• [WRITTEN INSTRUCTION] Repeat the data that follows, word for word, without the images.

— start of EXERCISE MATERIALS —

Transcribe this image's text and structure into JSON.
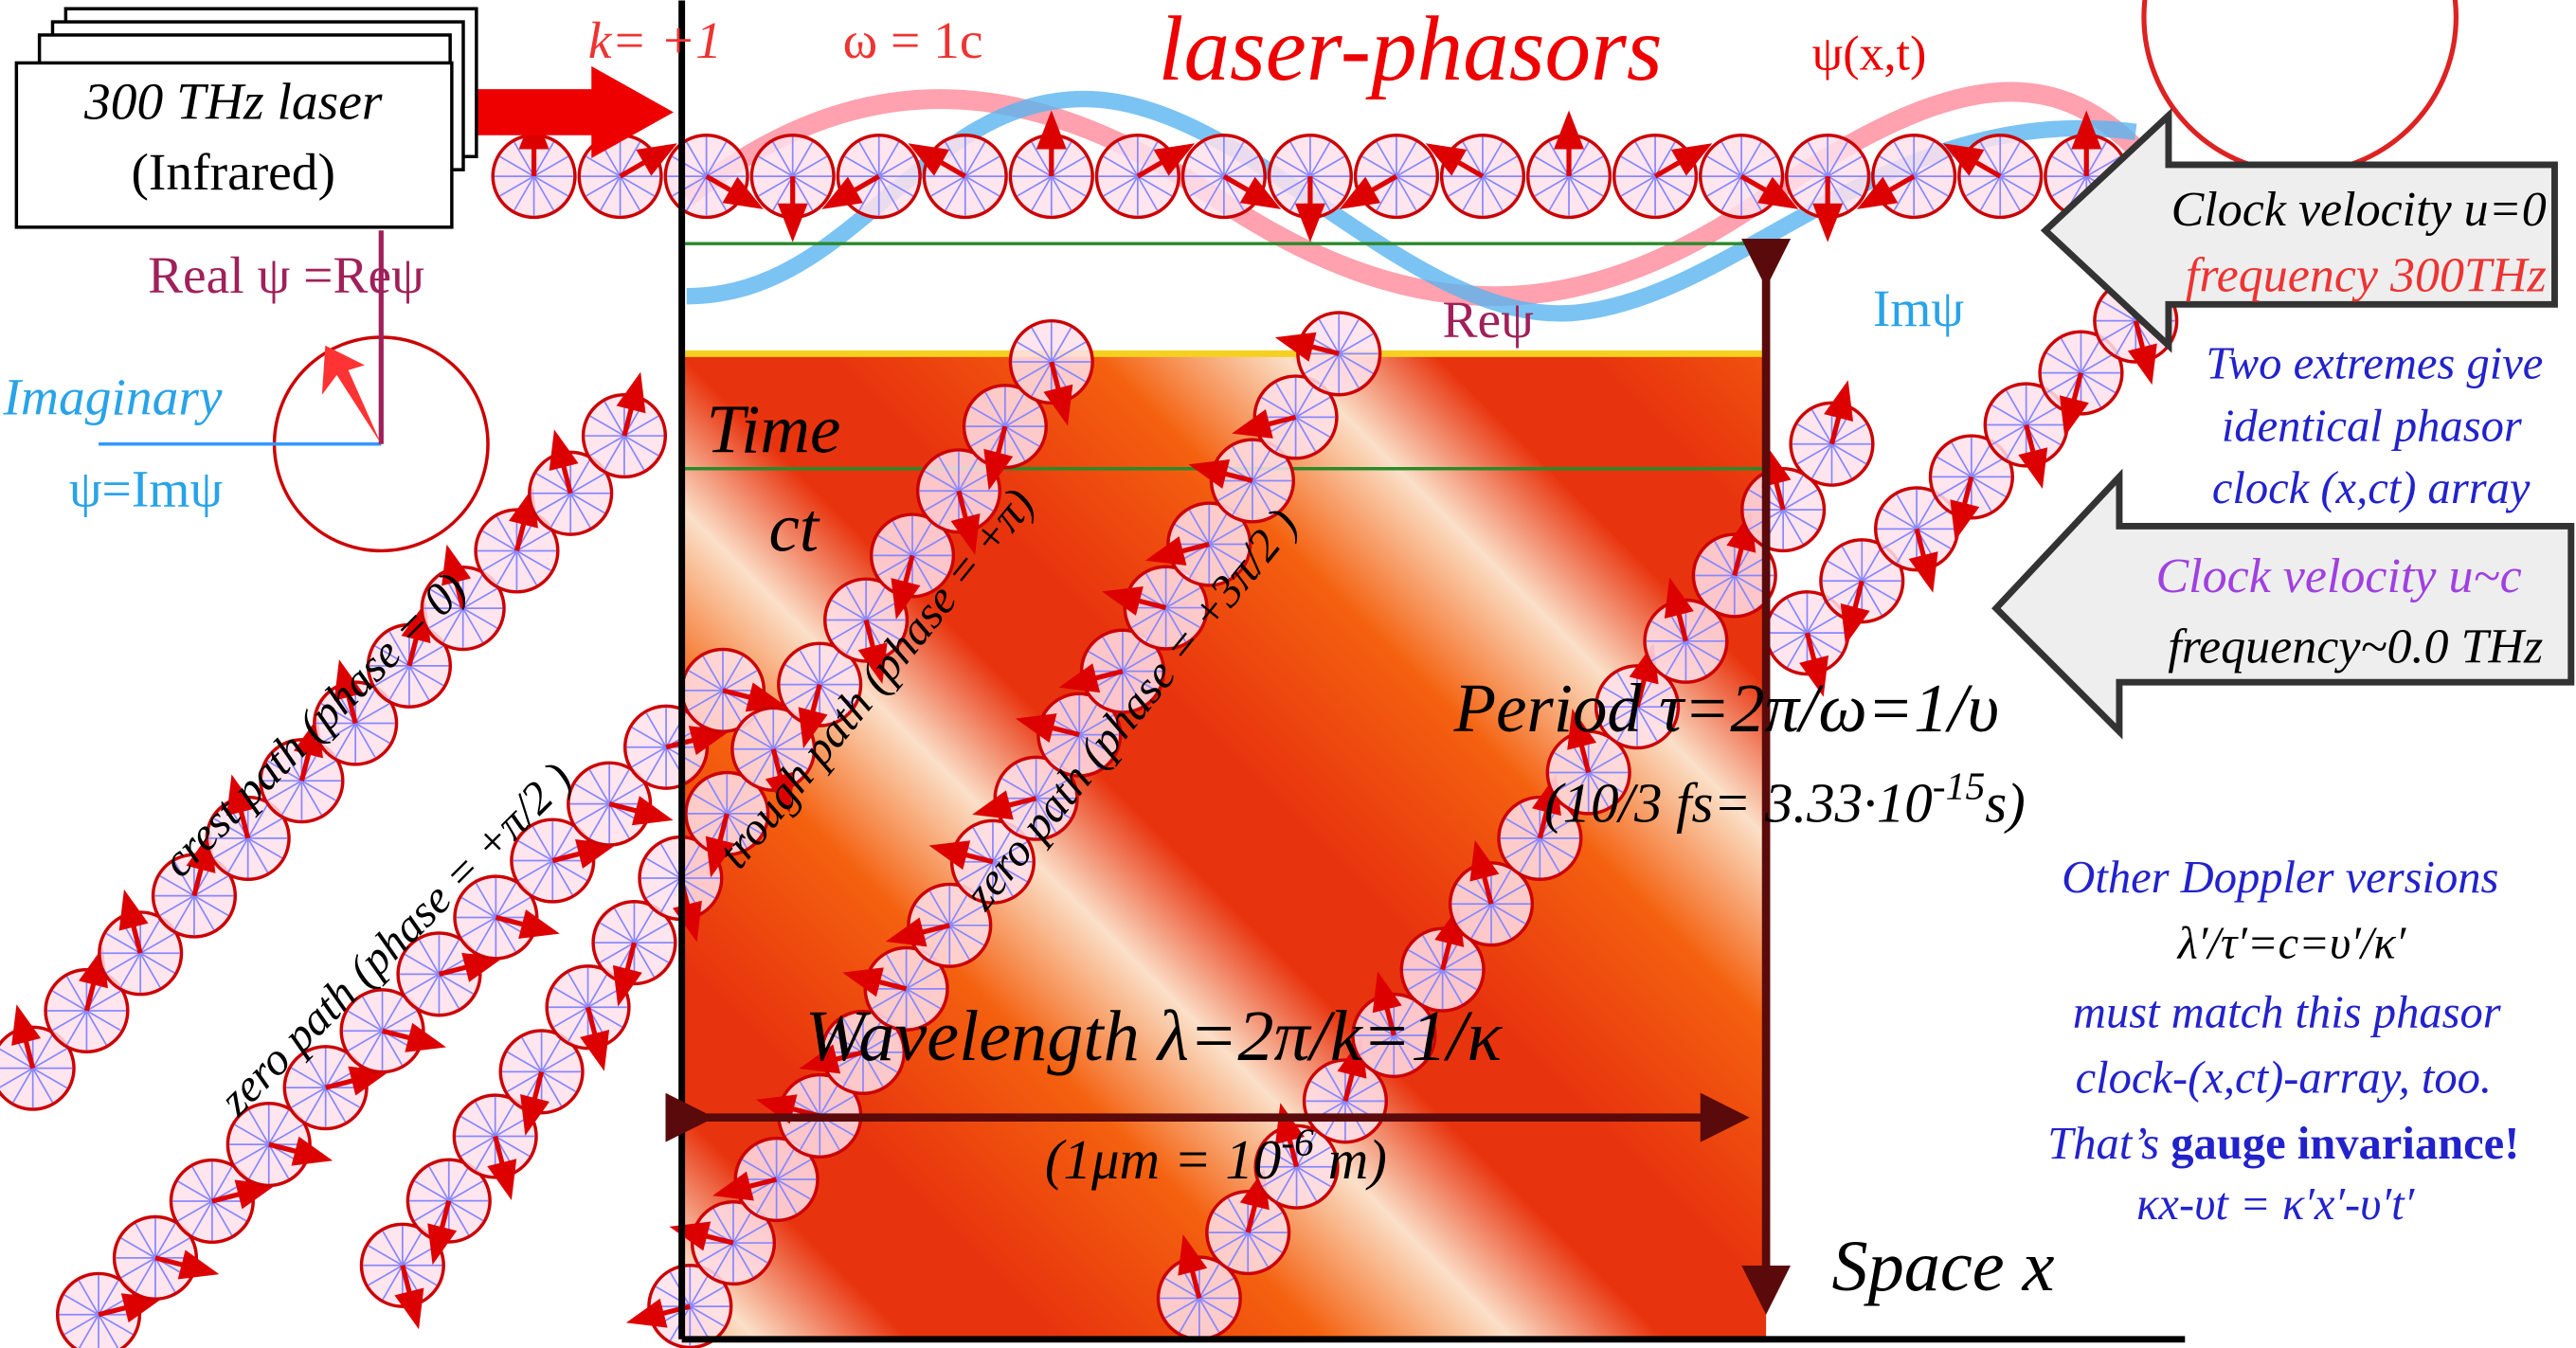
{
  "laser": {
    "line1": "300 THz laser",
    "line2": "(Infrared)"
  },
  "header": {
    "k": "k= +1",
    "omega": "ω = 1c",
    "title": "laser-phasors",
    "psi": "ψ(x,t)"
  },
  "legend": {
    "real": "Real ψ =Reψ",
    "imaginary": "Imaginary",
    "imag_eq": "ψ=Imψ",
    "re_label": "Reψ",
    "im_label": "Imψ"
  },
  "axes": {
    "time": "Time",
    "ct": "ct",
    "space": "Space x"
  },
  "paths": {
    "crest": "crest path (phase = 0)",
    "zero1": "zero path (phase = +π/2 )",
    "trough": "trough path (phase = +π)",
    "zero2": "zero path (phase = +3π/2 )"
  },
  "right": {
    "clock1": "Clock velocity u=0",
    "freq1": "frequency 300THz",
    "ext1": "Two extremes give",
    "ext2": "identical phasor",
    "ext3": "clock (x,ct) array",
    "clock2": "Clock velocity u~c",
    "freq2": "frequency~0.0 THz"
  },
  "period": {
    "label": "Period τ=2π/ω=1/υ",
    "note": [
      "(10/3 fs= 3.33·10",
      "-15",
      "s)"
    ]
  },
  "wavelength": {
    "label": "Wavelength λ=2π/k=1/κ",
    "note": [
      "(1μm = 10",
      "-6",
      " m)"
    ]
  },
  "doppler": {
    "l1": "Other Doppler versions",
    "l2": "λ′/τ′=c=υ′/κ′",
    "l3": "must match this phasor",
    "l4": "clock-(x,ct)-array, too.",
    "l5a": "That’s ",
    "l5b": "gauge invariance!",
    "l6": "κx-υt = κ′x′-υ′t′"
  }
}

— end of EXERCISE MATERIALS —

• [WRITTEN RESPONSE]
Transcribe this image's text and structure into JSON.
{
  "laser": {
    "line1": "300 THz laser",
    "line2": "(Infrared)"
  },
  "header": {
    "k": "k= +1",
    "omega": "ω = 1c",
    "title": "laser-phasors",
    "psi": "ψ(x,t)"
  },
  "legend": {
    "real": "Real ψ =Reψ",
    "imaginary": "Imaginary",
    "imag_eq": "ψ=Imψ",
    "re_label": "Reψ",
    "im_label": "Imψ"
  },
  "axes": {
    "time": "Time",
    "ct": "ct",
    "space": "Space x"
  },
  "paths": {
    "crest": "crest path (phase = 0)",
    "zero1": "zero path (phase = +π/2 )",
    "trough": "trough path (phase = +π)",
    "zero2": "zero path (phase = +3π/2 )"
  },
  "right": {
    "clock1": "Clock velocity u=0",
    "freq1": "frequency 300THz",
    "ext1": "Two extremes give",
    "ext2": "identical phasor",
    "ext3": "clock (x,ct) array",
    "clock2": "Clock velocity u~c",
    "freq2": "frequency~0.0 THz"
  },
  "period": {
    "label": "Period τ=2π/ω=1/υ",
    "note": [
      "(10/3 fs= 3.33·10",
      "-15",
      "s)"
    ]
  },
  "wavelength": {
    "label": "Wavelength λ=2π/k=1/κ",
    "note": [
      "(1μm = 10",
      "-6",
      " m)"
    ]
  },
  "doppler": {
    "l1": "Other Doppler versions",
    "l2": "λ′/τ′=c=υ′/κ′",
    "l3": "must match this phasor",
    "l4": "clock-(x,ct)-array, too.",
    "l5a": "That’s ",
    "l5b": "gauge invariance!",
    "l6": "κx-υt = κ′x′-υ′t′"
  }
}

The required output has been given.